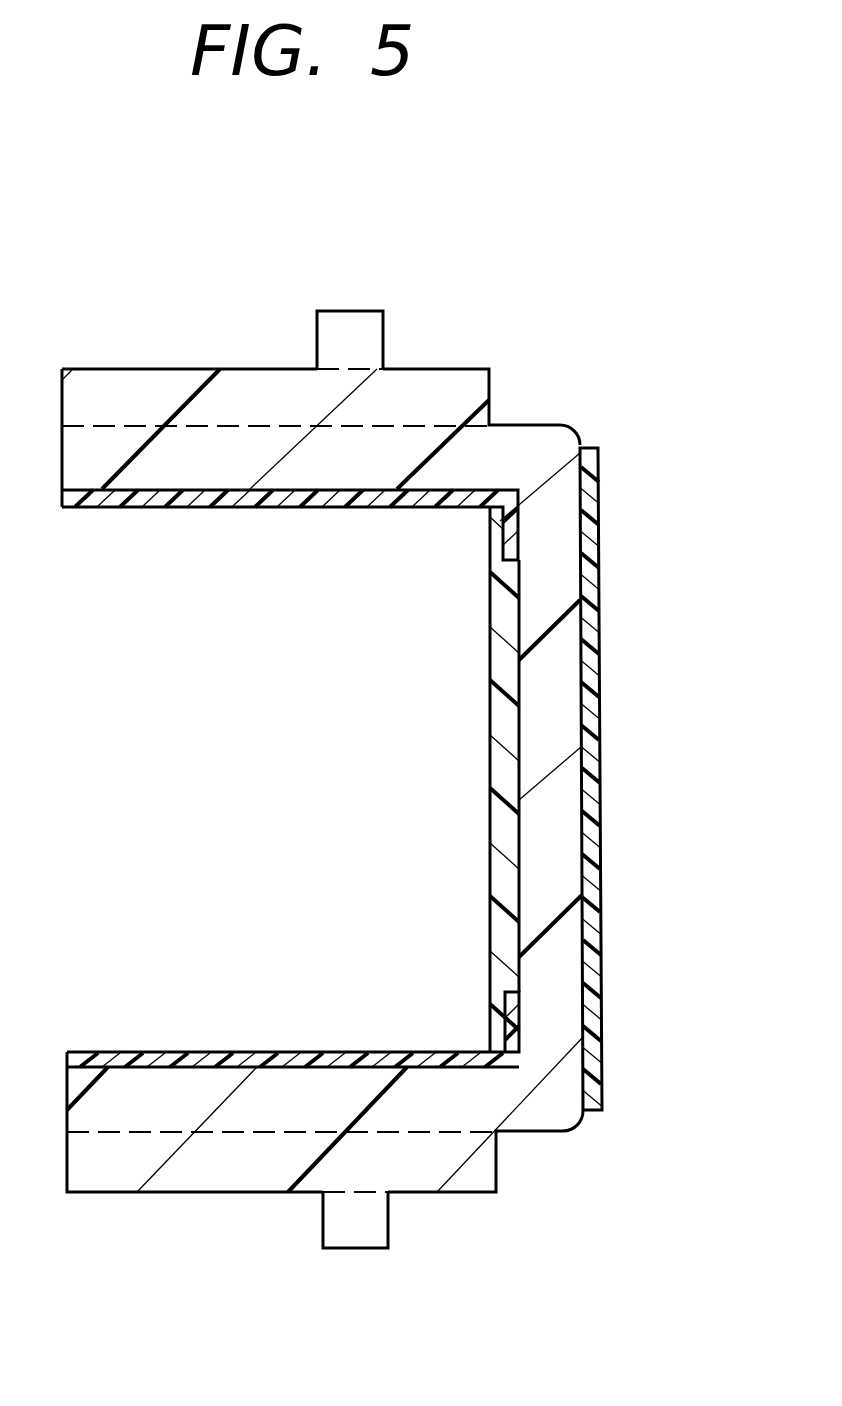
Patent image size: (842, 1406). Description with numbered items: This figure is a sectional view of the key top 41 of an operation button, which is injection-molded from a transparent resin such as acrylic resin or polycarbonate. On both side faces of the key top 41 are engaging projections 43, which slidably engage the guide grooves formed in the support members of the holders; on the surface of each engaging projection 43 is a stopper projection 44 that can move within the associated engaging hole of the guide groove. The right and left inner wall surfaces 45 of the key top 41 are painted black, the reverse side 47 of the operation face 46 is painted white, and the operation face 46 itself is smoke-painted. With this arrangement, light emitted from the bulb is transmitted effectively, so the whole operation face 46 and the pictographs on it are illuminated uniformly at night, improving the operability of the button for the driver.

The key top 41 is at (604, 352).
The engaging projection 43 is at (136, 395).
The stopper projection 44 is at (343, 332).
The inner wall surface 45 is at (136, 508).
The operation face 46 is at (600, 782).
The reverse side 47 is at (510, 828).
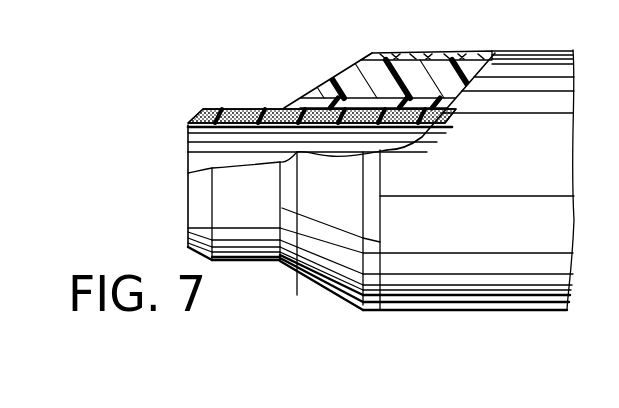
= = =
Task statement | Arrange the lines of the data above as a numbered list, leaving out blank lines and the pictures.

Exercise solution |
1. Patent image size: (842, 1406). Description with numbered items: This figure is a sectional view of the key top 41 of an operation button, which is injection-molded from a transparent resin such as acrylic resin or polycarbonate. On both side faces of the key top 41 are engaging projections 43, which slidably engage the guide grooves formed in the support members of the holders; on the surface of each engaging projection 43 is a stopper projection 44 that can move within the associated engaging hole of the guide groove. The right and left inner wall surfaces 45 of the key top 41 are painted black, the reverse side 47 of the operation face 46 is painted white, and the operation face 46 itself is smoke-painted. With this arrangement, light emitted from the bulb is transmitted effectively, so the whole operation face 46 and the pictographs on it are illuminated uniformly at night, improving the operability of the button for the driver.
2. The key top 41 is at (604, 352).
3. The engaging projection 43 is at (136, 395).
4. The stopper projection 44 is at (343, 332).
5. The inner wall surface 45 is at (136, 508).
6. The operation face 46 is at (600, 782).
7. The reverse side 47 is at (510, 828).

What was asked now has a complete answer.